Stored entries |
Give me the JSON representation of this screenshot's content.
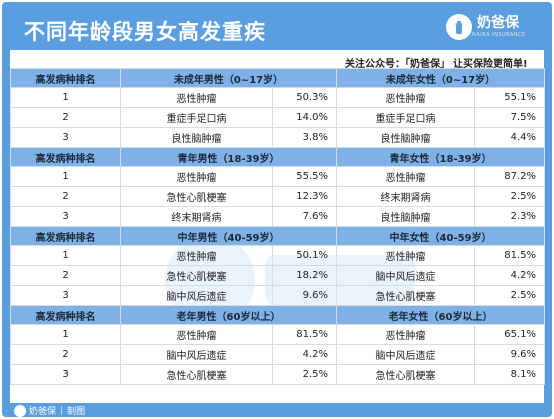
{
  "title": "不同年龄段男女高发重疾",
  "logo": {
    "name": "奶爸保",
    "sub": "NAIBA INSURANCE"
  },
  "follow_left": "关注公众号：「奶爸保」",
  "follow_right": "让买保险更简单!",
  "rank_header": "高发病种排名",
  "groups": [
    {
      "male_header": "未成年男性（0~17岁）",
      "female_header": "未成年女性（0~17岁）",
      "rows": [
        {
          "rank": "1",
          "m_name": "恶性肿瘤",
          "m_val": "50.3%",
          "f_name": "恶性肿瘤",
          "f_val": "55.1%"
        },
        {
          "rank": "2",
          "m_name": "重症手足口病",
          "m_val": "14.0%",
          "f_name": "重症手足口病",
          "f_val": "7.5%"
        },
        {
          "rank": "3",
          "m_name": "良性脑肿瘤",
          "m_val": "3.8%",
          "f_name": "良性脑肿瘤",
          "f_val": "4.4%"
        }
      ]
    },
    {
      "male_header": "青年男性（18-39岁）",
      "female_header": "青年女性（18-39岁）",
      "rows": [
        {
          "rank": "1",
          "m_name": "恶性肿瘤",
          "m_val": "55.5%",
          "f_name": "恶性肿瘤",
          "f_val": "87.2%"
        },
        {
          "rank": "2",
          "m_name": "急性心肌梗塞",
          "m_val": "12.3%",
          "f_name": "终末期肾病",
          "f_val": "2.5%"
        },
        {
          "rank": "3",
          "m_name": "终末期肾病",
          "m_val": "7.6%",
          "f_name": "良性脑肿瘤",
          "f_val": "2.3%"
        }
      ]
    },
    {
      "male_header": "中年男性（40-59岁）",
      "female_header": "中年女性（40-59岁）",
      "rows": [
        {
          "rank": "1",
          "m_name": "恶性肿瘤",
          "m_val": "50.1%",
          "f_name": "恶性肿瘤",
          "f_val": "81.5%"
        },
        {
          "rank": "2",
          "m_name": "急性心肌梗塞",
          "m_val": "18.2%",
          "f_name": "脑中风后遗症",
          "f_val": "4.2%"
        },
        {
          "rank": "3",
          "m_name": "脑中风后遗症",
          "m_val": "9.6%",
          "f_name": "急性心肌梗塞",
          "f_val": "2.5%"
        }
      ]
    },
    {
      "male_header": "老年男性（60岁以上）",
      "female_header": "老年女性（60岁以上）",
      "rows": [
        {
          "rank": "1",
          "m_name": "恶性肿瘤",
          "m_val": "81.5%",
          "f_name": "恶性肿瘤",
          "f_val": "65.1%"
        },
        {
          "rank": "2",
          "m_name": "脑中风后遗症",
          "m_val": "4.2%",
          "f_name": "脑中风后遗症",
          "f_val": "9.6%"
        },
        {
          "rank": "3",
          "m_name": "急性心肌梗塞",
          "m_val": "2.5%",
          "f_name": "急性心肌梗塞",
          "f_val": "8.1%"
        }
      ]
    }
  ],
  "footer": {
    "brand": "奶爸保",
    "label": "制图"
  },
  "colors": {
    "background": "#5b9ee0",
    "header_row": "#7fb0e6",
    "card": "#ffffff"
  },
  "icons": {
    "logo": "baby-bottle-icon",
    "footer": "baby-bottle-icon"
  }
}
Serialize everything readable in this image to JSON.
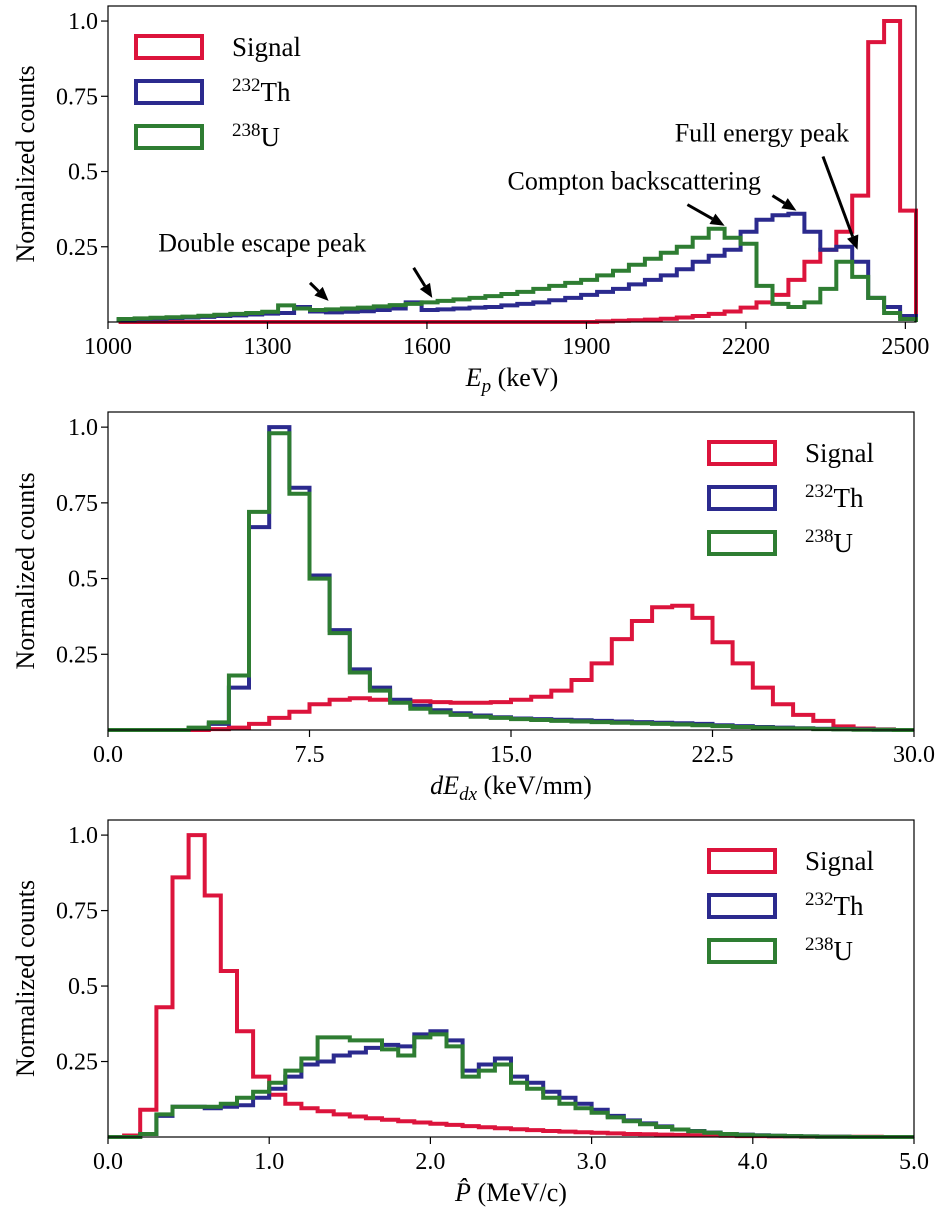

Work required |
Check each line of the entries for the string "baby". Copy the lines that have it.

Result of this task |
    "logo": "baby-bottle-icon",
    "footer": "baby-bottle-icon"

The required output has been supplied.